- _What needs to be done_:
Scan the lines below for the string "края" and copy every one that has it.

- _Provided records_:
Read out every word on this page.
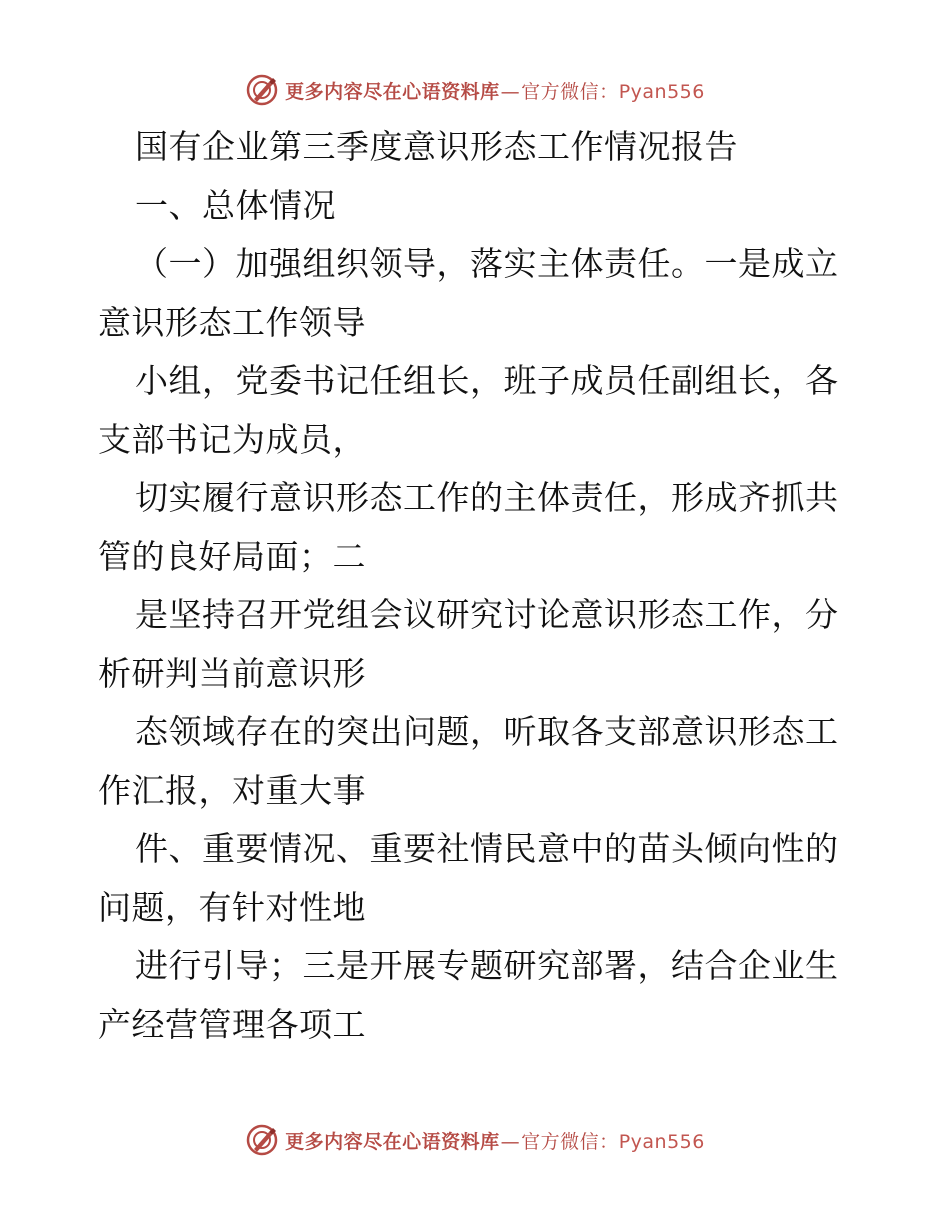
更多内容尽在心语资料库—官方微信：Pyan556
国有企业第三季度意识形态工作情况报告
一、总体情况
（一）加强组织领导，落实主体责任。一是成立
意识形态工作领导
小组，党委书记任组长，班子成员任副组长，各
支部书记为成员，
切实履行意识形态工作的主体责任，形成齐抓共
管的良好局面；二
是坚持召开党组会议研究讨论意识形态工作，分
析研判当前意识形
态领域存在的突出问题，听取各支部意识形态工
作汇报，对重大事
件、重要情况、重要社情民意中的苗头倾向性的
问题，有针对性地
进行引导；三是开展专题研究部署，结合企业生
产经营管理各项工
更多内容尽在心语资料库—官方微信：Pyan556
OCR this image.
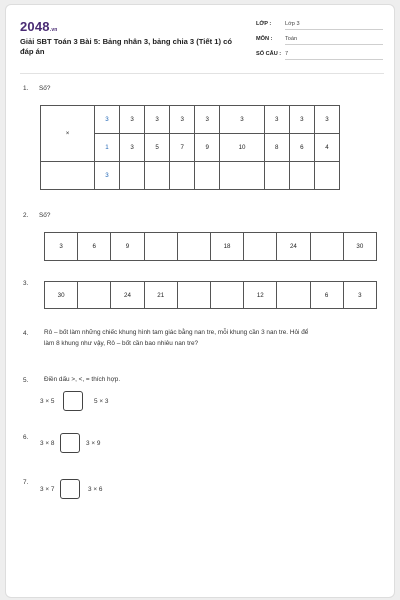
2048.vn
Giải SBT Toán 3 Bài 5: Bảng nhân 3, bảng chia 3 (Tiết 1) có đáp án
LỚP : Lớp 3
MÔN : Toán
SỐ CÂU : 7
1. Số?
×	3	3	3	3	3	3	3	3	3
	1	3	5	7	9	10	8	6	4
	3								
2. Số?
3	6	9			18		24		30
3.
30		24	21			12		6	3
4.	Rô – bốt làm những chiếc khung hình tam giác bằng nan tre, mỗi khung cần 3 nan tre. Hỏi để
làm 8 khung như vậy, Rô – bốt cần bao nhiêu nan tre?
5.	Điền dấu >, <, = thích hợp.
3 × 5	5 × 3
6.
3 × 8	3 × 9
7.
3 × 7	3 × 6
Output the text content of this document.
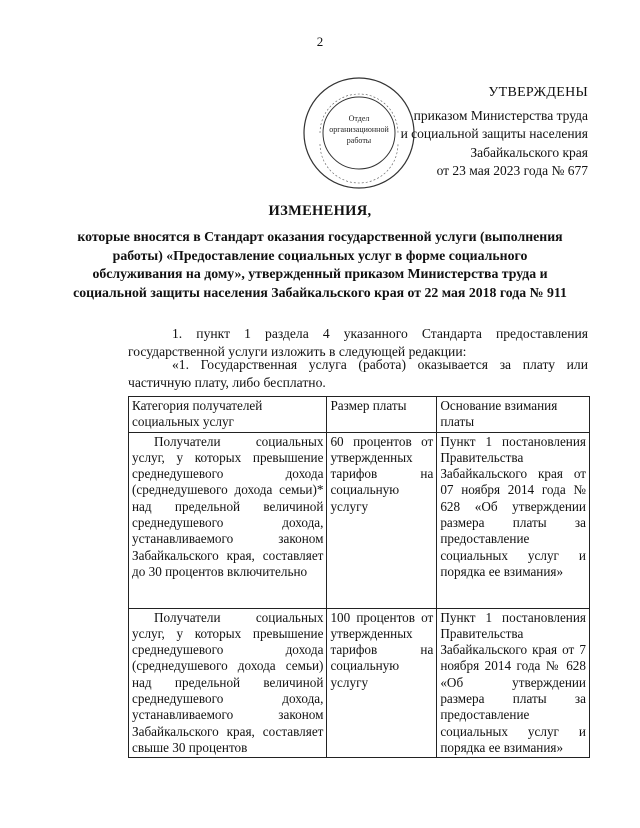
2
Отдел
организационной
работы
УТВЕРЖДЕНЫ
приказом Министерства труда
и социальной защиты населения
Забайкальского края
от 23 мая 2023 года № 677
ИЗМЕНЕНИЯ,
которые вносятся в Стандарт оказания государственной услуги (выполнения работы) «Предоставление социальных услуг в форме социального обслуживания на дому», утвержденный приказом Министерства труда и социальной защиты населения Забайкальского края от 22 мая 2018 года № 911
1. пункт 1 раздела 4 указанного Стандарта предоставления государственной услуги изложить в следующей редакции:
«1. Государственная услуга (работа) оказывается за плату или частичную плату, либо бесплатно.
Категория получателей социальных услуг	Размер платы	Основание взимания платы
Получатели социальных услуг, у которых превышение среднедушевого дохода (среднедушевого дохода семьи)* над предельной величиной среднедушевого дохода, устанавливаемого законом Забайкальского края, составляет до 30 процентов включительно	60 процентов от утвержденных тарифов на социальную услугу	Пункт 1 постановления Правительства Забайкальского края от 07 ноября 2014 года № 628 «Об утверждении размера платы за предоставление социальных услуг и порядка ее взимания»
Получатели социальных услуг, у которых превышение среднедушевого дохода (среднедушевого дохода семьи) над предельной величиной среднедушевого дохода, устанавливаемого законом Забайкальского края, составляет свыше 30 процентов	100 процентов от утвержденных тарифов на социальную услугу	Пункт 1 постановления Правительства Забайкальского края от 7 ноября 2014 года № 628 «Об утверждении размера платы за предоставление социальных услуг и порядка ее взимания»
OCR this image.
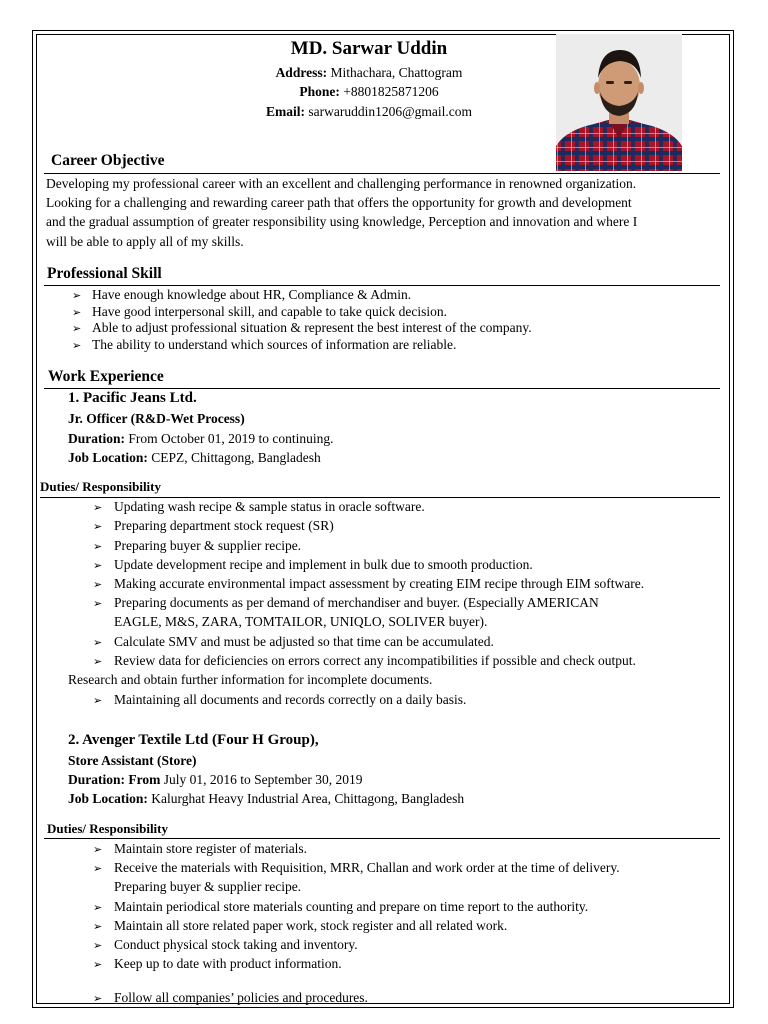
MD. Sarwar Uddin
Address: Mithachara, Chattogram
Phone: +8801825871206
Email: sarwaruddin1206@gmail.com
Career Objective
Developing my professional career with an excellent and challenging performance in renowned organization.
Looking for a challenging and rewarding career path that offers the opportunity for growth and development
and the gradual assumption of greater responsibility using knowledge, Perception and innovation and where I
will be able to apply all of my skills.
Professional Skill
➢ Have enough knowledge about HR, Compliance & Admin.
➢ Have good interpersonal skill, and capable to take quick decision.
➢ Able to adjust professional situation & represent the best interest of the company.
➢ The ability to understand which sources of information are reliable.
Work Experience
1. Pacific Jeans Ltd.
Jr. Officer (R&D-Wet Process)
Duration: From October 01, 2019 to continuing.
Job Location: CEPZ, Chittagong, Bangladesh
Duties/ Responsibility
➢ Updating wash recipe & sample status in oracle software.
➢ Preparing department stock request (SR)
➢ Preparing buyer & supplier recipe.
➢ Update development recipe and implement in bulk due to smooth production.
➢ Making accurate environmental impact assessment by creating EIM recipe through EIM software.
➢ Preparing documents as per demand of merchandiser and buyer. (Especially AMERICAN
EAGLE, M&S, ZARA, TOMTAILOR, UNIQLO, SOLIVER buyer).
➢ Calculate SMV and must be adjusted so that time can be accumulated.
➢ Review data for deficiencies on errors correct any incompatibilities if possible and check output.
Research and obtain further information for incomplete documents.
➢ Maintaining all documents and records correctly on a daily basis.
2. Avenger Textile Ltd (Four H Group),
Store Assistant (Store)
Duration: From July 01, 2016 to September 30, 2019
Job Location: Kalurghat Heavy Industrial Area, Chittagong, Bangladesh
Duties/ Responsibility
➢ Maintain store register of materials.
➢ Receive the materials with Requisition, MRR, Challan and work order at the time of delivery.
Preparing buyer & supplier recipe.
➢ Maintain periodical store materials counting and prepare on time report to the authority.
➢ Maintain all store related paper work, stock register and all related work.
➢ Conduct physical stock taking and inventory.
➢ Keep up to date with product information.
➢ Follow all companies’ policies and procedures.
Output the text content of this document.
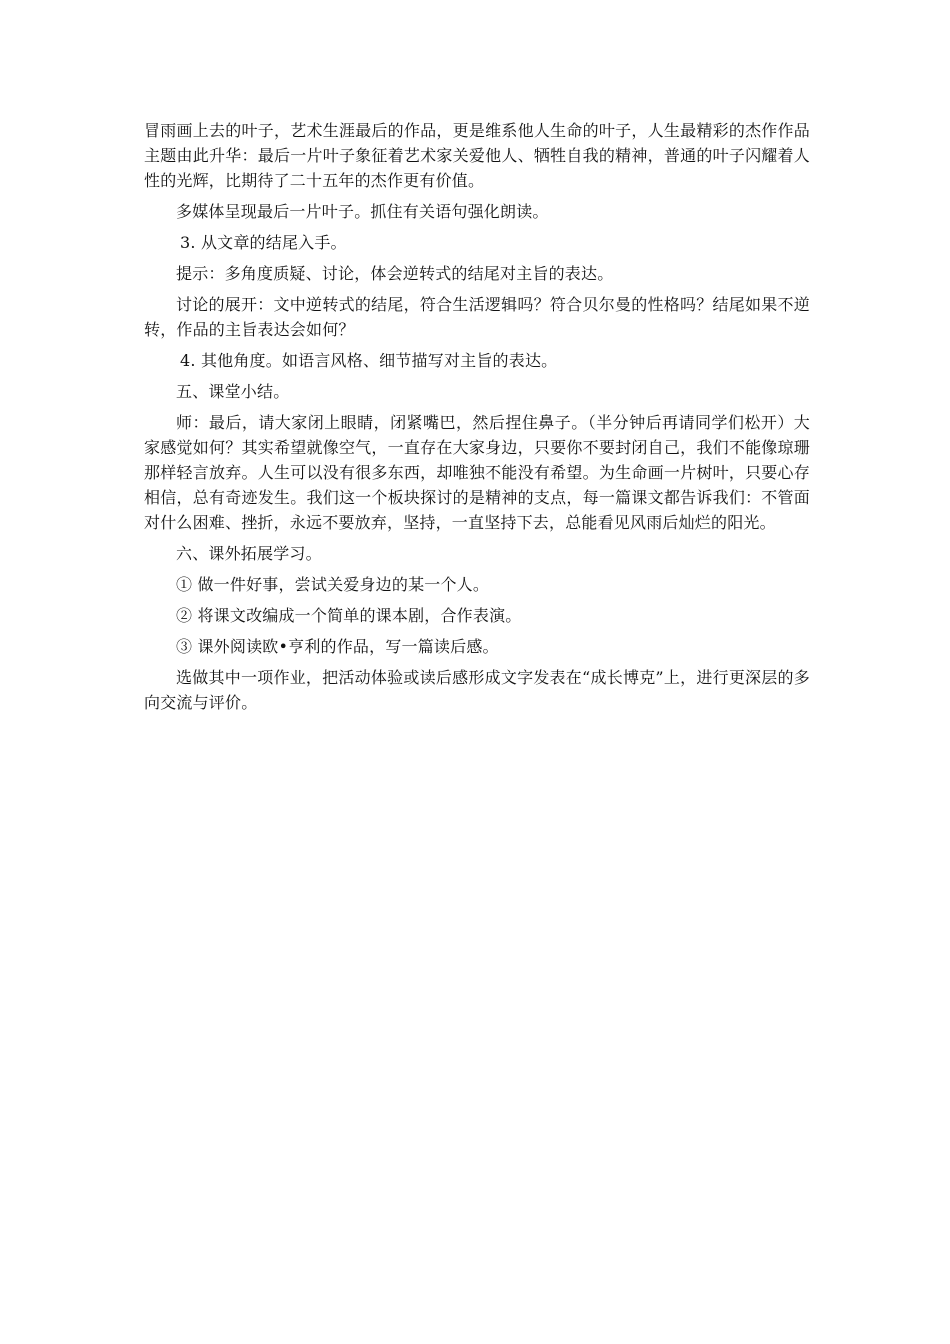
冒雨画上去的叶子，艺术生涯最后的作品，更是维系他人生命的叶子，人生最精彩的杰作作品主题由此升华：最后一片叶子象征着艺术家关爱他人、牺牲自我的精神，普通的叶子闪耀着人性的光辉，比期待了二十五年的杰作更有价值。

多媒体呈现最后一片叶子。抓住有关语句强化朗读。

3. 从文章的结尾入手。

提示：多角度质疑、讨论，体会逆转式的结尾对主旨的表达。

讨论的展开：文中逆转式的结尾，符合生活逻辑吗？符合贝尔曼的性格吗？结尾如果不逆转，作品的主旨表达会如何？

4. 其他角度。如语言风格、细节描写对主旨的表达。

五、课堂小结。

师：最后，请大家闭上眼睛，闭紧嘴巴，然后捏住鼻子。（半分钟后再请同学们松开）大家感觉如何？其实希望就像空气，一直存在大家身边，只要你不要封闭自己，我们不能像琼珊那样轻言放弃。人生可以没有很多东西，却唯独不能没有希望。为生命画一片树叶，只要心存相信，总有奇迹发生。我们这一个板块探讨的是精神的支点，每一篇课文都告诉我们：不管面对什么困难、挫折，永远不要放弃，坚持，一直坚持下去，总能看见风雨后灿烂的阳光。

六、课外拓展学习。

① 做一件好事，尝试关爱身边的某一个人。

② 将课文改编成一个简单的课本剧，合作表演。

③ 课外阅读欧•亨利的作品，写一篇读后感。

选做其中一项作业，把活动体验或读后感形成文字发表在“成长博克”上，进行更深层的多向交流与评价。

- _Answer_:
Забайкальского края
которые вносятся в Стандарт оказания государственной услуги (выполнения работы) «Предоставление социальных услуг в форме социального обслуживания на дому», утвержденный приказом Министерства труда и социальной защиты населения Забайкальского края от 22 мая 2018 года № 911
Получатели социальных услуг, у которых превышение среднедушевого дохода (среднедушевого дохода семьи)* над предельной величиной среднедушевого дохода, устанавливаемого законом Забайкальского края, составляет до 30 процентов включительно	60 процентов от утвержденных тарифов на социальную услугу	Пункт 1 постановления Правительства Забайкальского края от 07 ноября 2014 года № 628 «Об утверждении размера платы за предоставление социальных услуг и порядка ее взимания»
Получатели социальных услуг, у которых превышение среднедушевого дохода (среднедушевого дохода семьи) над предельной величиной среднедушевого дохода, устанавливаемого законом Забайкальского края, составляет свыше 30 процентов	100 процентов от утвержденных тарифов на социальную услугу	Пункт 1 постановления Правительства Забайкальского края от 7 ноября 2014 года № 628 «Об утверждении размера платы за предоставление социальных услуг и порядка ее взимания»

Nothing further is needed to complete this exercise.